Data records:
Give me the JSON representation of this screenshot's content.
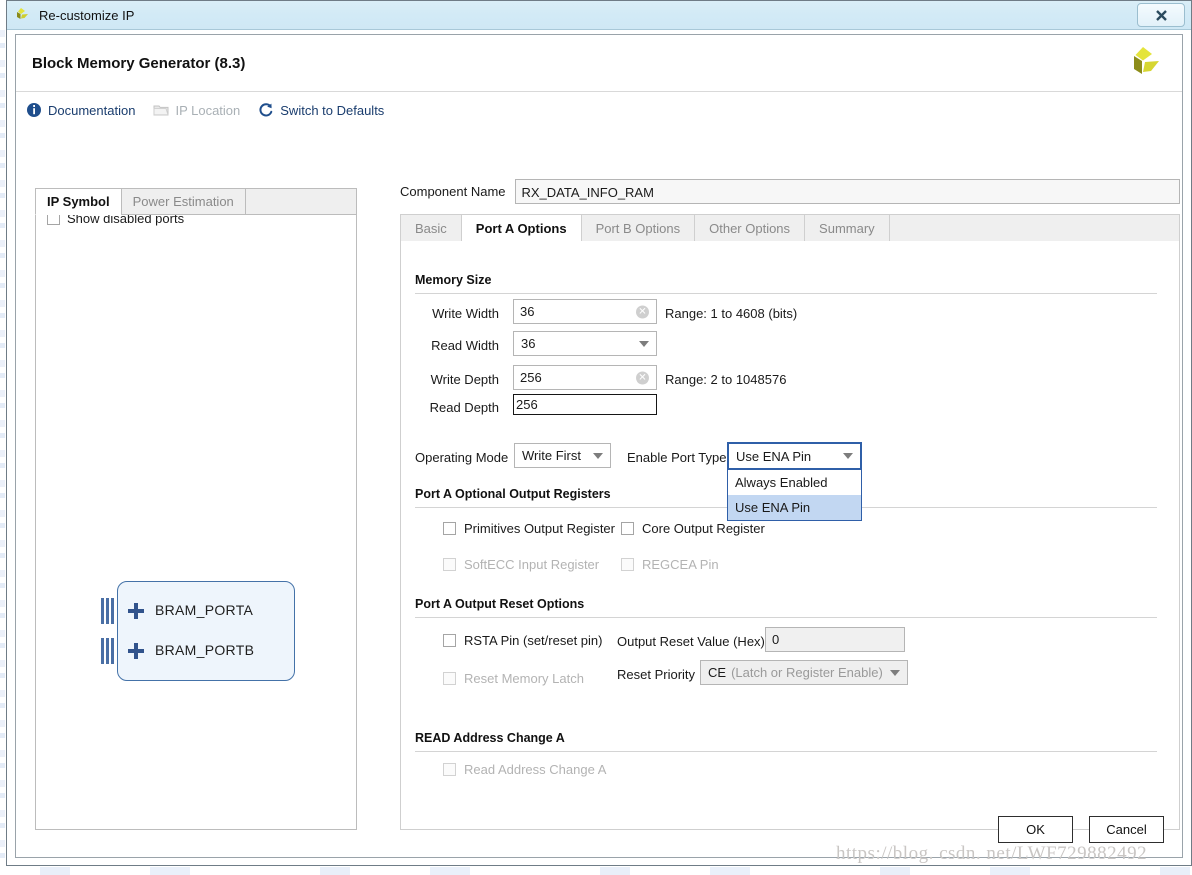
{
  "window": {
    "title": "Re-customize IP",
    "close_label": "✖",
    "app_icon": "xilinx-logo-icon"
  },
  "header": {
    "ip_title": "Block Memory Generator (8.3)",
    "logo_icon": "xilinx-logo-icon"
  },
  "toolbar": {
    "items": [
      {
        "label": "Documentation",
        "icon": "info-icon",
        "disabled": false
      },
      {
        "label": "IP Location",
        "icon": "folder-icon",
        "disabled": true
      },
      {
        "label": "Switch to Defaults",
        "icon": "refresh-icon",
        "disabled": false
      }
    ]
  },
  "left_pane": {
    "tabs": [
      {
        "label": "IP Symbol",
        "active": true
      },
      {
        "label": "Power Estimation",
        "active": false
      }
    ],
    "show_disabled_ports": {
      "label": "Show disabled ports",
      "checked": false
    },
    "symbol": {
      "ports": [
        {
          "label": "BRAM_PORTA",
          "expand_icon": "plus-icon"
        },
        {
          "label": "BRAM_PORTB",
          "expand_icon": "plus-icon"
        }
      ]
    }
  },
  "right_pane": {
    "component_name": {
      "label": "Component Name",
      "value": "RX_DATA_INFO_RAM",
      "placeholder": ""
    },
    "tabs": [
      {
        "label": "Basic",
        "active": false
      },
      {
        "label": "Port A Options",
        "active": true
      },
      {
        "label": "Port B Options",
        "active": false
      },
      {
        "label": "Other Options",
        "active": false
      },
      {
        "label": "Summary",
        "active": false
      }
    ],
    "memory_size": {
      "heading": "Memory Size",
      "write_width": {
        "label": "Write Width",
        "value": "36",
        "range": "Range: 1 to 4608 (bits)"
      },
      "read_width": {
        "label": "Read Width",
        "value": "36"
      },
      "write_depth": {
        "label": "Write Depth",
        "value": "256",
        "range": "Range: 2 to 1048576"
      },
      "read_depth": {
        "label": "Read Depth",
        "value": "256"
      }
    },
    "operating_mode": {
      "label": "Operating Mode",
      "value": "Write First"
    },
    "enable_port_type": {
      "label": "Enable Port Type",
      "value": "Use ENA Pin",
      "options": [
        {
          "label": "Always Enabled",
          "selected": false
        },
        {
          "label": "Use ENA Pin",
          "selected": true
        }
      ]
    },
    "optional_output_registers": {
      "heading": "Port A Optional Output Registers",
      "checkboxes": [
        {
          "label": "Primitives Output Register",
          "checked": false,
          "disabled": false
        },
        {
          "label": "Core Output Register",
          "checked": false,
          "disabled": false
        },
        {
          "label": "SoftECC Input Register",
          "checked": false,
          "disabled": true
        },
        {
          "label": "REGCEA Pin",
          "checked": false,
          "disabled": true
        }
      ]
    },
    "output_reset_options": {
      "heading": "Port A Output Reset Options",
      "rsta_pin": {
        "label": "RSTA Pin (set/reset pin)",
        "checked": false,
        "disabled": false
      },
      "reset_memory_latch": {
        "label": "Reset Memory Latch",
        "checked": false,
        "disabled": true
      },
      "output_reset_value": {
        "label": "Output Reset Value (Hex)",
        "value": "0"
      },
      "reset_priority": {
        "label": "Reset Priority",
        "value": "CE",
        "value_sub": "(Latch or Register Enable)"
      }
    },
    "read_address_change": {
      "heading": "READ Address Change A",
      "checkbox": {
        "label": "Read Address Change A",
        "checked": false,
        "disabled": true
      }
    }
  },
  "footer": {
    "ok_label": "OK",
    "cancel_label": "Cancel"
  },
  "watermark": "https://blog. csdn. net/LWF729882492",
  "colors": {
    "titlebar": "#d2eaf6",
    "accent_blue": "#2f5fa8",
    "selection": "#c2d7f2",
    "link_text": "#1a3d6e",
    "disabled_text": "#b3b3b3",
    "symbol_fill": "#eef5fc",
    "symbol_border": "#4472a8",
    "logo_yellow": "#d8d830"
  }
}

### Task requirements
Copy all lines from the material that hold "heading".

### Output of the task
      "heading": "Memory Size",
      "heading": "Port A Optional Output Registers",
      "heading": "Port A Output Reset Options",
      "heading": "READ Address Change A",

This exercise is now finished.